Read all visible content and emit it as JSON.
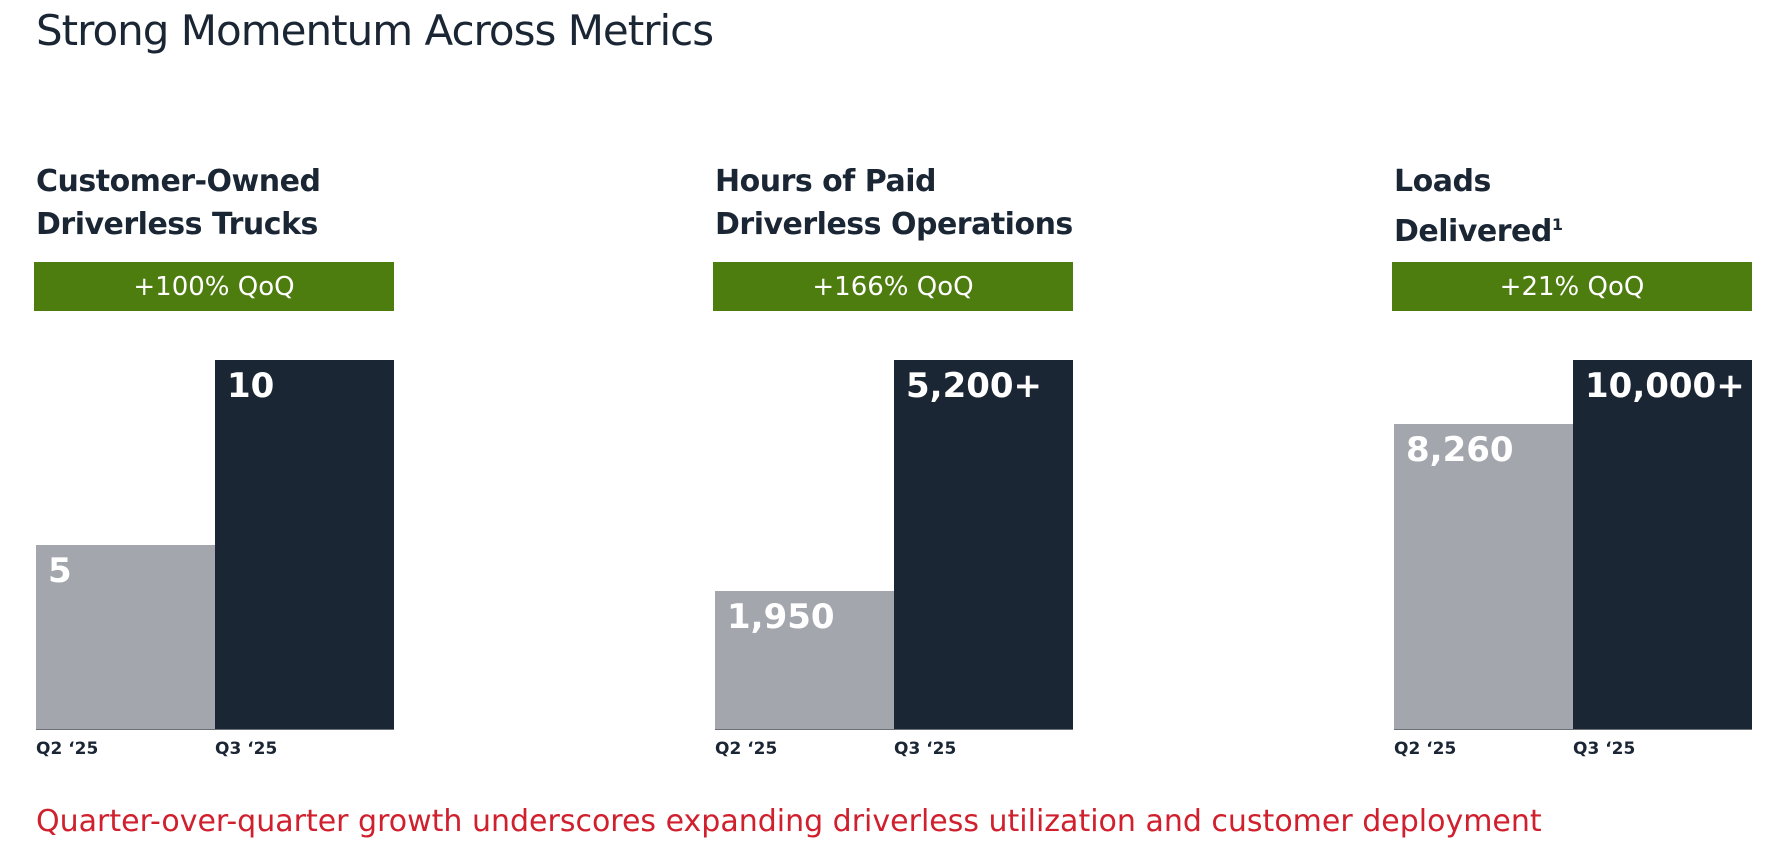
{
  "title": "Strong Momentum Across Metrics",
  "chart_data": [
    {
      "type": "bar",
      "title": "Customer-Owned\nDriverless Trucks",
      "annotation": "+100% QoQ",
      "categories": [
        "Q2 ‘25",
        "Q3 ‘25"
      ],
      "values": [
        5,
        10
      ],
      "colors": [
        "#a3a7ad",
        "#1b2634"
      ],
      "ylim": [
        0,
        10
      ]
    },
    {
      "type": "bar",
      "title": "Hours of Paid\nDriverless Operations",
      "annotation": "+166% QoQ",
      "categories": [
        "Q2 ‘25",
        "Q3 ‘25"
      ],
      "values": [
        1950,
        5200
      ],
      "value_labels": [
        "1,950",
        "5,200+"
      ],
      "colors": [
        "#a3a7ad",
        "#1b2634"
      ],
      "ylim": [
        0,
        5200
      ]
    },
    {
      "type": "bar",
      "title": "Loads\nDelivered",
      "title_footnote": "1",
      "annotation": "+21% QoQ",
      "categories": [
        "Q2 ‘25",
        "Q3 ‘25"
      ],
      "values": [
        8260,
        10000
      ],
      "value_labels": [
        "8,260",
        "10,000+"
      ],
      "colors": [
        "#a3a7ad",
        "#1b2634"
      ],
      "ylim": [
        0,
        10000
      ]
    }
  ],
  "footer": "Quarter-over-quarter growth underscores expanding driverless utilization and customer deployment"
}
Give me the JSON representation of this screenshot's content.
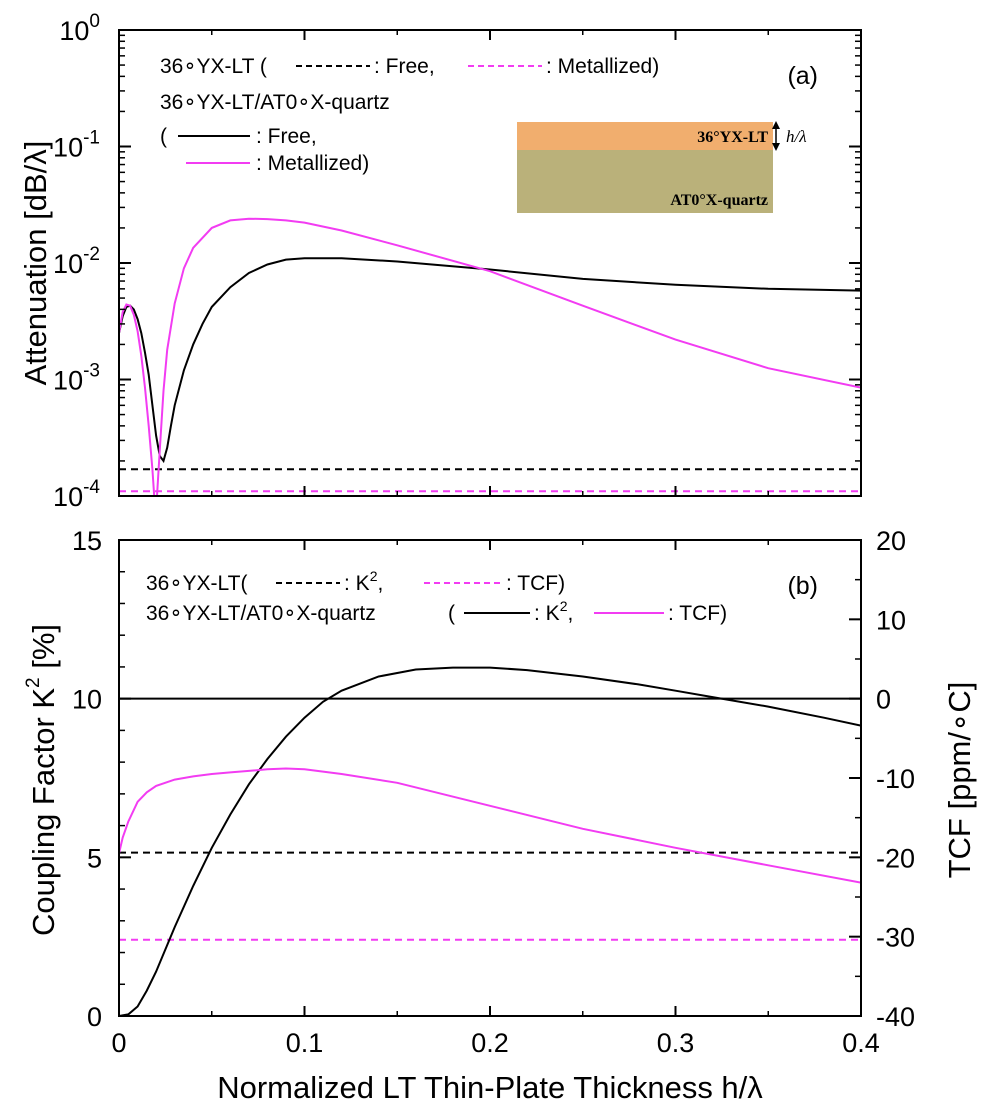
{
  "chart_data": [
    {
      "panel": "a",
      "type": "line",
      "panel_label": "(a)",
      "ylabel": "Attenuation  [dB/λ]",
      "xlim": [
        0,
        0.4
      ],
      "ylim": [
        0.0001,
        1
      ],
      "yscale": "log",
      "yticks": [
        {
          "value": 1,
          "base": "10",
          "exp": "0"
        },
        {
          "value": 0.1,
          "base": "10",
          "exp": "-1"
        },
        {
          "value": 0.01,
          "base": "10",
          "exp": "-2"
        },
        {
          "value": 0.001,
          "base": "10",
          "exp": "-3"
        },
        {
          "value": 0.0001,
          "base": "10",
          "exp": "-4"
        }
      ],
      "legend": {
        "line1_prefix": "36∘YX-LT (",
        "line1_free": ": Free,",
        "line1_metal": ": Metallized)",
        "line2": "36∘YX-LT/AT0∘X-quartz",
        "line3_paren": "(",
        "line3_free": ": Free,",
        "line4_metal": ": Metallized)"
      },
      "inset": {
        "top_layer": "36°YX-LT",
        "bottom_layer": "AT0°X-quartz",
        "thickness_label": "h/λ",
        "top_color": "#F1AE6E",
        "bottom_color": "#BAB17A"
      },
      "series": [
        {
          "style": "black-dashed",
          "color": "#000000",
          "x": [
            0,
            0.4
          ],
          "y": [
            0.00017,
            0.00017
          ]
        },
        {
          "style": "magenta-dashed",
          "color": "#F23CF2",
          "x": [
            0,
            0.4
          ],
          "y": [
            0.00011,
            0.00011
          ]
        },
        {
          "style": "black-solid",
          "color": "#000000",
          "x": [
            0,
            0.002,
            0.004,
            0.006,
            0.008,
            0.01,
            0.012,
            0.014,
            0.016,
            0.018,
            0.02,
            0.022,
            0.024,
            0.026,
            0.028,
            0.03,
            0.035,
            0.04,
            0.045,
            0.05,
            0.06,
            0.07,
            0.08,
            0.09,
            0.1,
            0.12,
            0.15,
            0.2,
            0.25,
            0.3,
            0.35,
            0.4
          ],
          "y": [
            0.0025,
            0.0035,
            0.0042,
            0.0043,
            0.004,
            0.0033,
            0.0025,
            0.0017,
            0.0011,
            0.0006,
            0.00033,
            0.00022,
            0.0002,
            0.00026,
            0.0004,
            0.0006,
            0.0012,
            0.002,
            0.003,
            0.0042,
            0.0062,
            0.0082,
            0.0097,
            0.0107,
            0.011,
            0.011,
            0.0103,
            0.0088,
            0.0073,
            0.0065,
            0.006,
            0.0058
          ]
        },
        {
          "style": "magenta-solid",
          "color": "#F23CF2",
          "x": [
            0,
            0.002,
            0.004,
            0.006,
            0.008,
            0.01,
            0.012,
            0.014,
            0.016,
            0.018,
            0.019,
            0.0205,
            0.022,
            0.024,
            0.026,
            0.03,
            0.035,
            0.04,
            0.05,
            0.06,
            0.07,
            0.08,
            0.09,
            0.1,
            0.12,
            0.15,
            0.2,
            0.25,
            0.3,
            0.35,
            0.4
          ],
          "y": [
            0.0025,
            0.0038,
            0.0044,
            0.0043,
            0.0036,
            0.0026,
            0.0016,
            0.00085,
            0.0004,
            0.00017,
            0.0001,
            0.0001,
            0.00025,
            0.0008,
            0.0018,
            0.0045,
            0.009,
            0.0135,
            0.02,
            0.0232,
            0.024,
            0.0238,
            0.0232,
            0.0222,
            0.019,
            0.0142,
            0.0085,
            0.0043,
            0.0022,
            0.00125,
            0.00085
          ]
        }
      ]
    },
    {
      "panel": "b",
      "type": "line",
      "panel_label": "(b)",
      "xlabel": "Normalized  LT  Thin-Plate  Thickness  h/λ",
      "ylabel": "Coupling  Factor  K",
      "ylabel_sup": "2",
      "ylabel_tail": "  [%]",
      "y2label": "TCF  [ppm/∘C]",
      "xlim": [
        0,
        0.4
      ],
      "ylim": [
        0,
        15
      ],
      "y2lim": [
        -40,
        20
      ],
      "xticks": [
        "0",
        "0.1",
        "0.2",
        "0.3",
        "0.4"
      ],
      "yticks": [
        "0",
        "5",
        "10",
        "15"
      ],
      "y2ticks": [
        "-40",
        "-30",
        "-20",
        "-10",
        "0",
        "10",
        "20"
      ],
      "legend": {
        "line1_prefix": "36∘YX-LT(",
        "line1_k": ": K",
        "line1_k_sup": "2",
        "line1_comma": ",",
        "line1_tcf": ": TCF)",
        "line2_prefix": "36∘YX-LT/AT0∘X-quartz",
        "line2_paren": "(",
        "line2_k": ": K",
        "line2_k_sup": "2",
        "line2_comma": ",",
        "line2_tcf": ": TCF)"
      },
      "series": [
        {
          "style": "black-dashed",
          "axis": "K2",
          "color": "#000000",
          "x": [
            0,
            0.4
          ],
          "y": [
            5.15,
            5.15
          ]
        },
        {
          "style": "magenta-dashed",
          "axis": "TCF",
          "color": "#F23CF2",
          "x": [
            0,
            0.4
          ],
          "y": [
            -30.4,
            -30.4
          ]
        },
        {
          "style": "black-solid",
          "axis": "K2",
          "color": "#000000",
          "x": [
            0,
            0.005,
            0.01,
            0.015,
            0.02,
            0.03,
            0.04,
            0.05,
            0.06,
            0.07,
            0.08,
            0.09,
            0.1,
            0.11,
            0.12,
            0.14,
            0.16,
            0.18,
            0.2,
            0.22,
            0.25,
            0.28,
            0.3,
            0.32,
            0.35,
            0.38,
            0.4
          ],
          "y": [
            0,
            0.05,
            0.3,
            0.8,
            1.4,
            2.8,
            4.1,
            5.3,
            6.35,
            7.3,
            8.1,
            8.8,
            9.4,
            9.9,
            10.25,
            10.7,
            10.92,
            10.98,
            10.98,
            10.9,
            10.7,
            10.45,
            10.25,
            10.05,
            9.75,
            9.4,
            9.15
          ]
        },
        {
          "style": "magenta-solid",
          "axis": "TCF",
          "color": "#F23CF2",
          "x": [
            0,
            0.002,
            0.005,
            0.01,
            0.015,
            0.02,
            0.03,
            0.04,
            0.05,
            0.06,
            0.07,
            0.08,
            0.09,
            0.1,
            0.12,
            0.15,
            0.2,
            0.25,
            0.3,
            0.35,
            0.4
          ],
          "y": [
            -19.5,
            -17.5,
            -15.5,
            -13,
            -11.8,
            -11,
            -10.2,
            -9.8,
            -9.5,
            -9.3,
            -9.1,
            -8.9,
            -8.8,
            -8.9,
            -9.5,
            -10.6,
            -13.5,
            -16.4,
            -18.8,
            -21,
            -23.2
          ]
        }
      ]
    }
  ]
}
====
Considering only the records above, state the number of lines that include the word "Metallized", with nothing added.

▸ RESULT:
2